Exercise task =
Each entry below must be repeated exactly, with pictures left out.

━━ Dataset rows ━━

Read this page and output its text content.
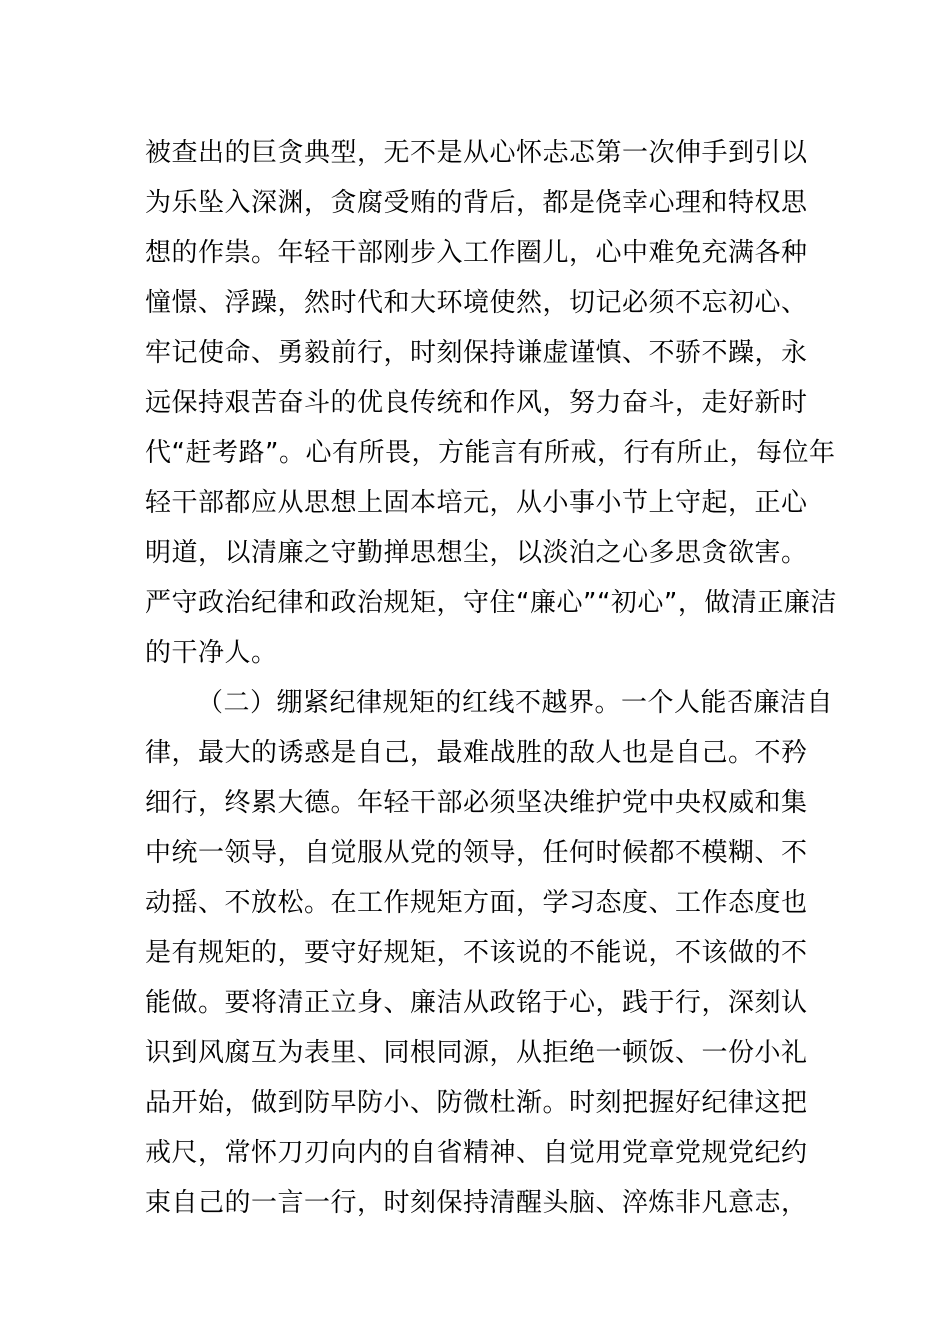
被查出的巨贪典型，无不是从心怀忐忑第一次伸手到引以
为乐坠入深渊，贪腐受贿的背后，都是侥幸心理和特权思
想的作祟。年轻干部刚步入工作圈儿，心中难免充满各种
憧憬、浮躁，然时代和大环境使然，切记必须不忘初心、
牢记使命、勇毅前行，时刻保持谦虚谨慎、不骄不躁，永
远保持艰苦奋斗的优良传统和作风，努力奋斗，走好新时
代“赶考路”。心有所畏，方能言有所戒，行有所止，每位年
轻干部都应从思想上固本培元，从小事小节上守起，正心
明道，以清廉之守勤掸思想尘，以淡泊之心多思贪欲害。
严守政治纪律和政治规矩，守住“廉心”“初心”，做清正廉洁
的干净人。
（二）绷紧纪律规矩的红线不越界。一个人能否廉洁自
律，最大的诱惑是自己，最难战胜的敌人也是自己。不矜
细行，终累大德。年轻干部必须坚决维护党中央权威和集
中统一领导，自觉服从党的领导，任何时候都不模糊、不
动摇、不放松。在工作规矩方面，学习态度、工作态度也
是有规矩的，要守好规矩，不该说的不能说，不该做的不
能做。要将清正立身、廉洁从政铭于心，践于行，深刻认
识到风腐互为表里、同根同源，从拒绝一顿饭、一份小礼
品开始，做到防早防小、防微杜渐。时刻把握好纪律这把
戒尺，常怀刀刃向内的自省精神、自觉用党章党规党纪约
束自己的一言一行，时刻保持清醒头脑、淬炼非凡意志，
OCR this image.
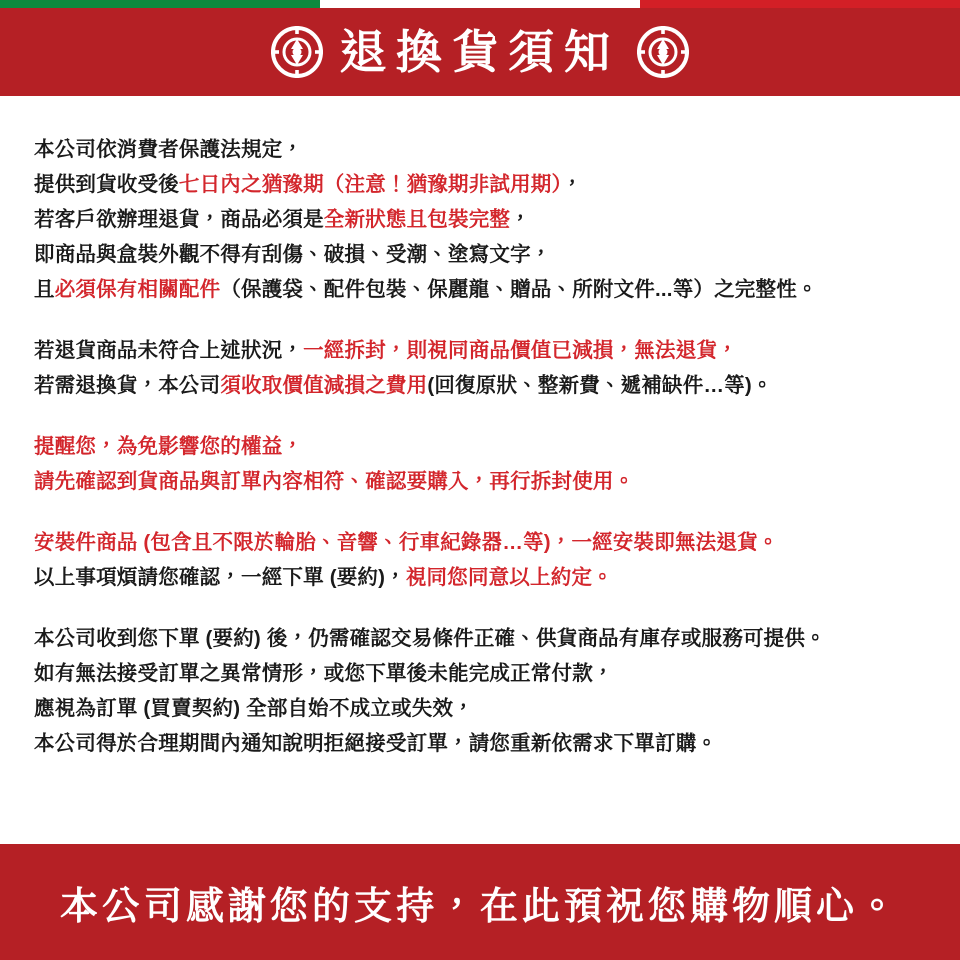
退換貨須知
本公司依消費者保護法規定，
提供到貨收受後七日內之猶豫期（注意！猶豫期非試用期），
若客戶欲辦理退貨，商品必須是全新狀態且包裝完整，
即商品與盒裝外觀不得有刮傷、破損、受潮、塗寫文字，
且必須保有相關配件（保護袋、配件包裝、保麗龍、贈品、所附文件...等）之完整性。
若退貨商品未符合上述狀況，一經拆封，則視同商品價值已減損，無法退貨，
若需退換貨，本公司須收取價值減損之費用(回復原狀、整新費、遞補缺件…等)。
提醒您，為免影響您的權益，
請先確認到貨商品與訂單內容相符、確認要購入，再行拆封使用。
安裝件商品 (包含且不限於輪胎、音響、行車紀錄器…等)，一經安裝即無法退貨。
以上事項煩請您確認，一經下單 (要約)，視同您同意以上約定。
本公司收到您下單 (要約) 後，仍需確認交易條件正確、供貨商品有庫存或服務可提供。
如有無法接受訂單之異常情形，或您下單後未能完成正常付款，
應視為訂單 (買賣契約) 全部自始不成立或失效，
本公司得於合理期間內通知說明拒絕接受訂單，請您重新依需求下單訂購。
本公司感謝您的支持，在此預祝您購物順心。
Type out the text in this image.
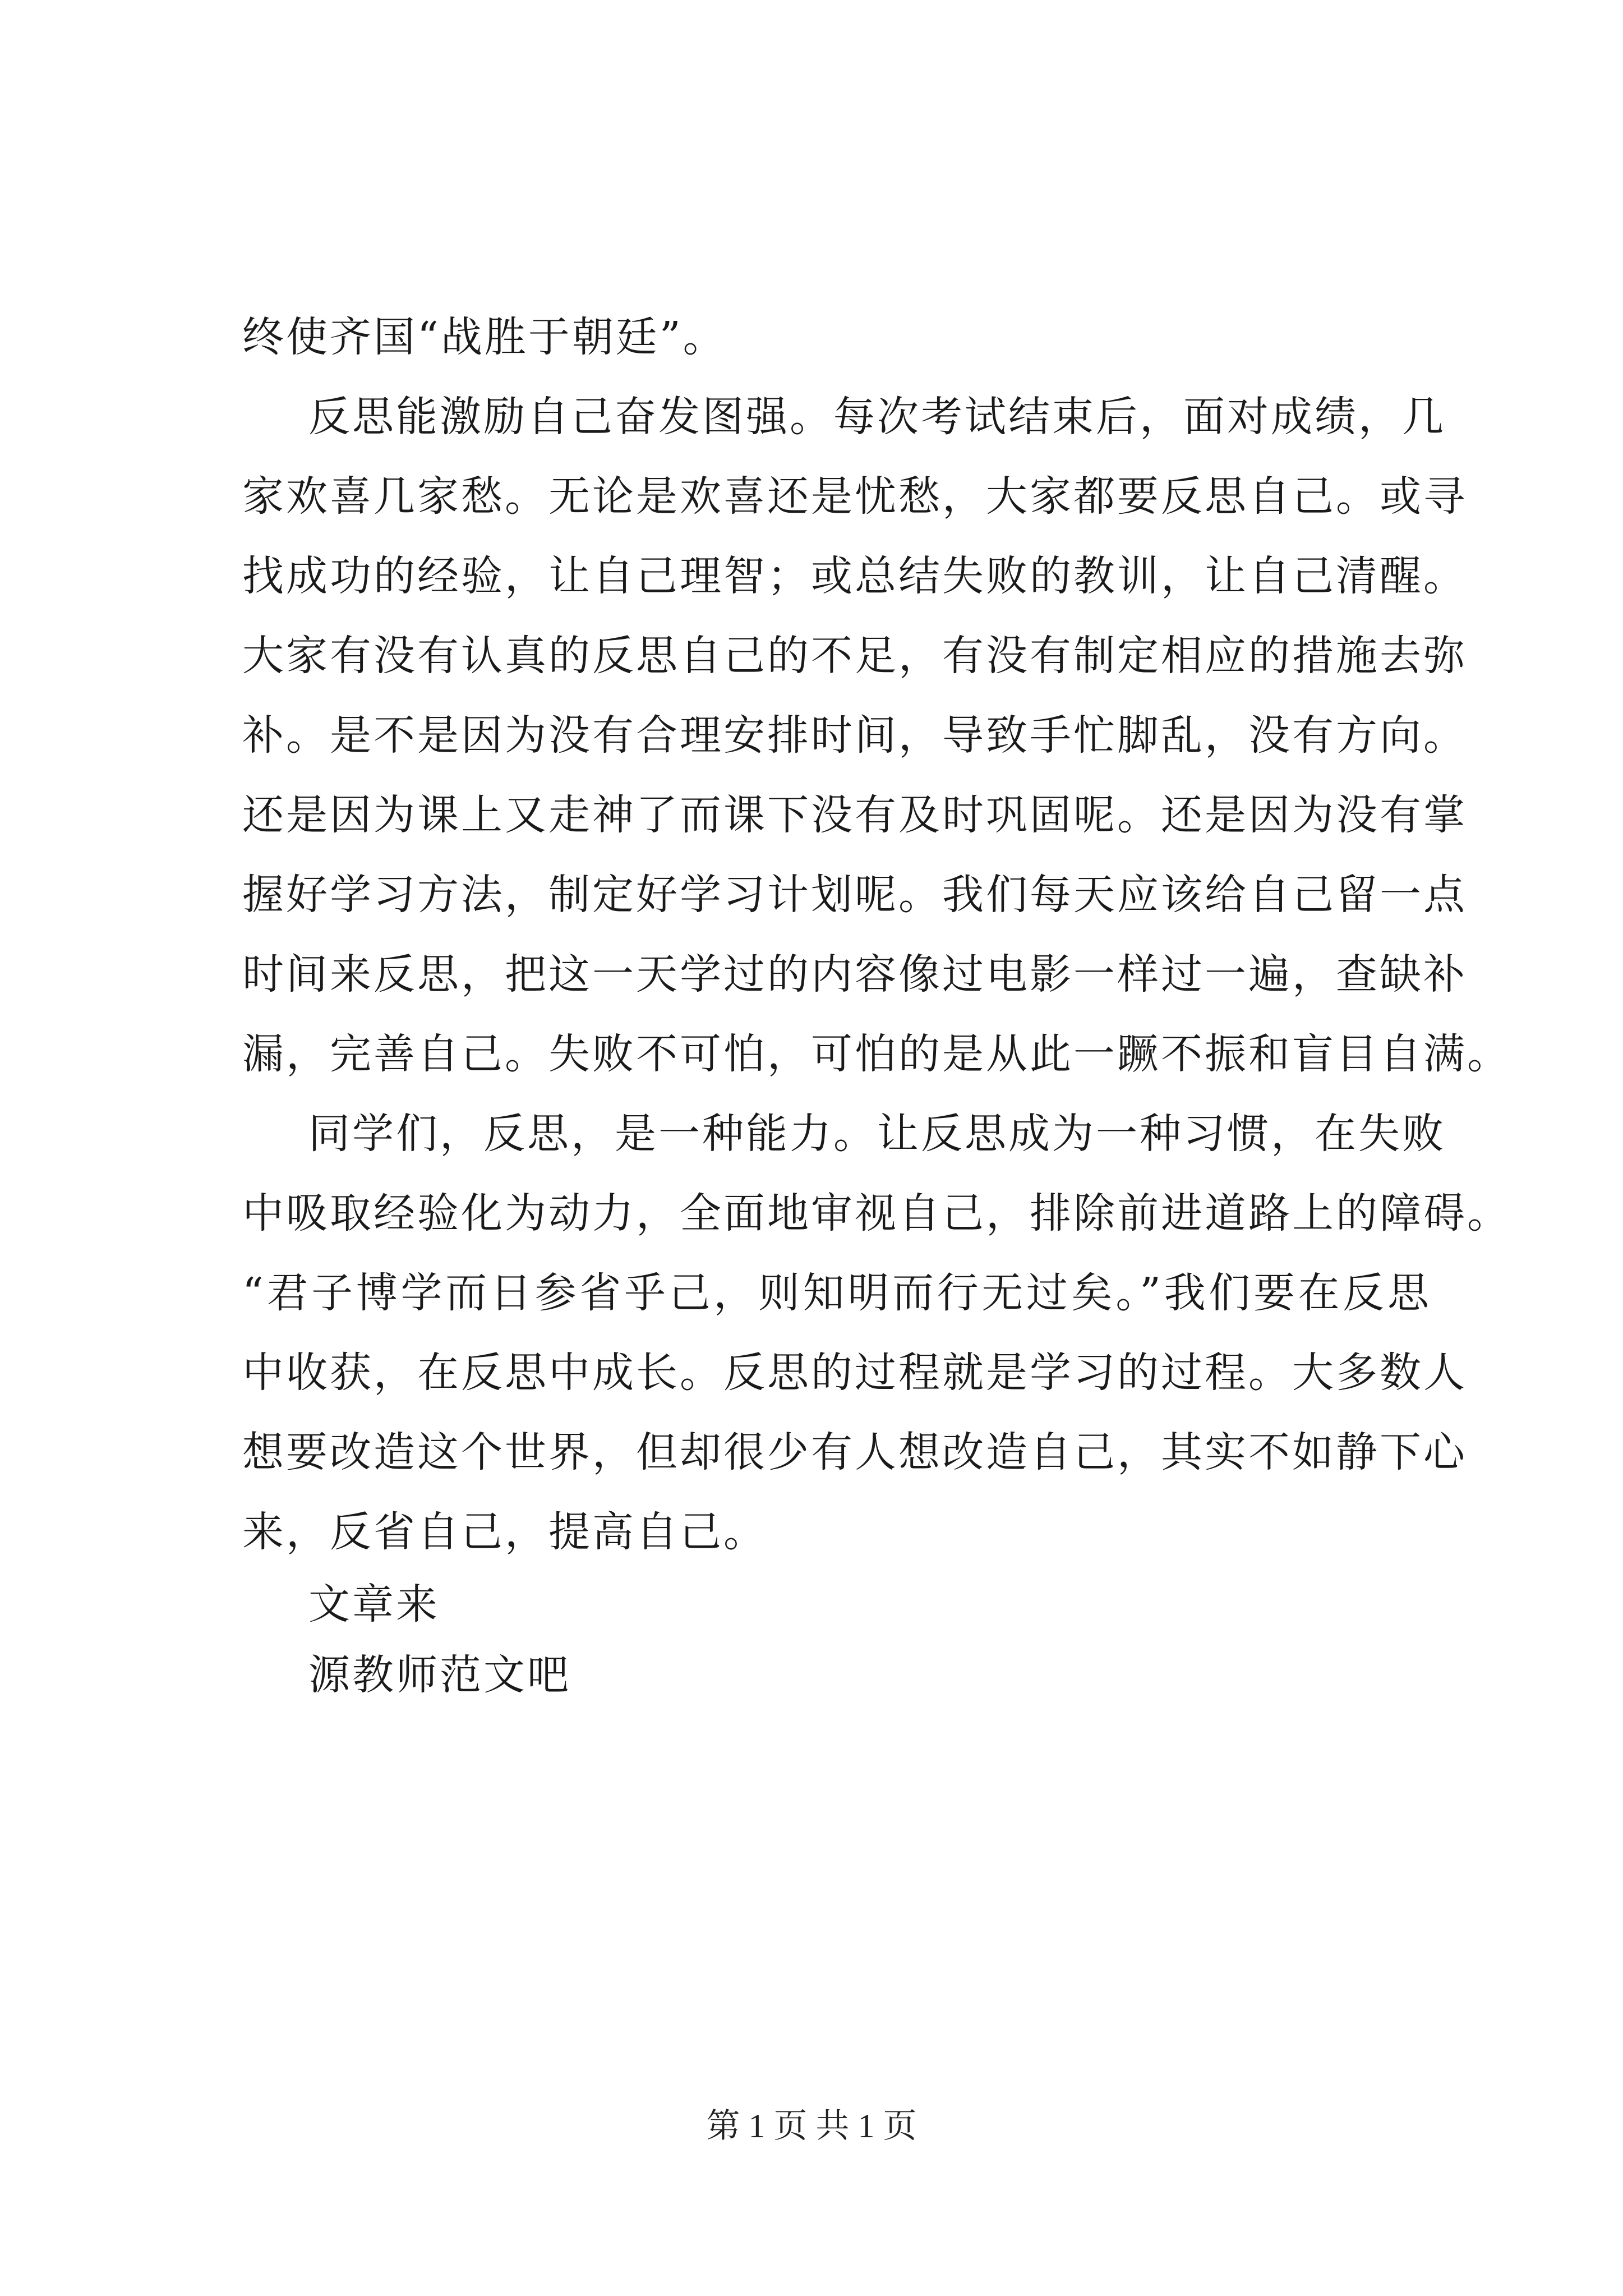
终使齐国“战胜于朝廷”。
反思能激励自己奋发图强。每次考试结束后，面对成绩，几
家欢喜几家愁。无论是欢喜还是忧愁，大家都要反思自己。或寻
找成功的经验，让自己理智；或总结失败的教训，让自己清醒。
大家有没有认真的反思自己的不足，有没有制定相应的措施去弥
补。是不是因为没有合理安排时间，导致手忙脚乱，没有方向。
还是因为课上又走神了而课下没有及时巩固呢。还是因为没有掌
握好学习方法，制定好学习计划呢。我们每天应该给自己留一点
时间来反思，把这一天学过的内容像过电影一样过一遍，查缺补
漏，完善自己。失败不可怕，可怕的是从此一蹶不振和盲目自满。
同学们，反思，是一种能力。让反思成为一种习惯，在失败
中吸取经验化为动力，全面地审视自己，排除前进道路上的障碍。
“君子博学而日参省乎己，则知明而行无过矣。”我们要在反思
中收获，在反思中成长。反思的过程就是学习的过程。大多数人
想要改造这个世界，但却很少有人想改造自己，其实不如静下心
来，反省自己，提高自己。
文章来
源教师范文吧
第 1 页 共 1 页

━━━

Answer in full =
Read this page and output its text content.
被查出的巨贪典型，无不是从心怀忐忑第一次伸手到引以
为乐坠入深渊，贪腐受贿的背后，都是侥幸心理和特权思
想的作祟。年轻干部刚步入工作圈儿，心中难免充满各种
憧憬、浮躁，然时代和大环境使然，切记必须不忘初心、
牢记使命、勇毅前行，时刻保持谦虚谨慎、不骄不躁，永
远保持艰苦奋斗的优良传统和作风，努力奋斗，走好新时
代“赶考路”。心有所畏，方能言有所戒，行有所止，每位年
轻干部都应从思想上固本培元，从小事小节上守起，正心
明道，以清廉之守勤掸思想尘，以淡泊之心多思贪欲害。
严守政治纪律和政治规矩，守住“廉心”“初心”，做清正廉洁
的干净人。
（二）绷紧纪律规矩的红线不越界。一个人能否廉洁自
律，最大的诱惑是自己，最难战胜的敌人也是自己。不矜
细行，终累大德。年轻干部必须坚决维护党中央权威和集
中统一领导，自觉服从党的领导，任何时候都不模糊、不
动摇、不放松。在工作规矩方面，学习态度、工作态度也
是有规矩的，要守好规矩，不该说的不能说，不该做的不
能做。要将清正立身、廉洁从政铭于心，践于行，深刻认
识到风腐互为表里、同根同源，从拒绝一顿饭、一份小礼
品开始，做到防早防小、防微杜渐。时刻把握好纪律这把
戒尺，常怀刀刃向内的自省精神、自觉用党章党规党纪约
束自己的一言一行，时刻保持清醒头脑、淬炼非凡意志，
OCR this image.
退換貨須知
本公司依消費者保護法規定，
提供到貨收受後七日內之猶豫期（注意！猶豫期非試用期），
若客戶欲辦理退貨，商品必須是全新狀態且包裝完整，
即商品與盒裝外觀不得有刮傷、破損、受潮、塗寫文字，
且必須保有相關配件（保護袋、配件包裝、保麗龍、贈品、所附文件...等）之完整性。
若退貨商品未符合上述狀況，一經拆封，則視同商品價值已減損，無法退貨，
若需退換貨，本公司須收取價值減損之費用(回復原狀、整新費、遞補缺件…等)。
提醒您，為免影響您的權益，
請先確認到貨商品與訂單內容相符、確認要購入，再行拆封使用。
安裝件商品 (包含且不限於輪胎、音響、行車紀錄器…等)，一經安裝即無法退貨。
以上事項煩請您確認，一經下單 (要約)，視同您同意以上約定。
本公司收到您下單 (要約) 後，仍需確認交易條件正確、供貨商品有庫存或服務可提供。
如有無法接受訂單之異常情形，或您下單後未能完成正常付款，
應視為訂單 (買賣契約) 全部自始不成立或失效，
本公司得於合理期間內通知說明拒絕接受訂單，請您重新依需求下單訂購。
本公司感謝您的支持，在此預祝您購物順心。
Type out the text in this image.
终使齐国“战胜于朝廷”。
反思能激励自己奋发图强。每次考试结束后，面对成绩，几
家欢喜几家愁。无论是欢喜还是忧愁，大家都要反思自己。或寻
找成功的经验，让自己理智；或总结失败的教训，让自己清醒。
大家有没有认真的反思自己的不足，有没有制定相应的措施去弥
补。是不是因为没有合理安排时间，导致手忙脚乱，没有方向。
还是因为课上又走神了而课下没有及时巩固呢。还是因为没有掌
握好学习方法，制定好学习计划呢。我们每天应该给自己留一点
时间来反思，把这一天学过的内容像过电影一样过一遍，查缺补
漏，完善自己。失败不可怕，可怕的是从此一蹶不振和盲目自满。
同学们，反思，是一种能力。让反思成为一种习惯，在失败
中吸取经验化为动力，全面地审视自己，排除前进道路上的障碍。
“君子博学而日参省乎己，则知明而行无过矣。”我们要在反思
中收获，在反思中成长。反思的过程就是学习的过程。大多数人
想要改造这个世界，但却很少有人想改造自己，其实不如静下心
来，反省自己，提高自己。
文章来
源教师范文吧
第 1 页 共 1 页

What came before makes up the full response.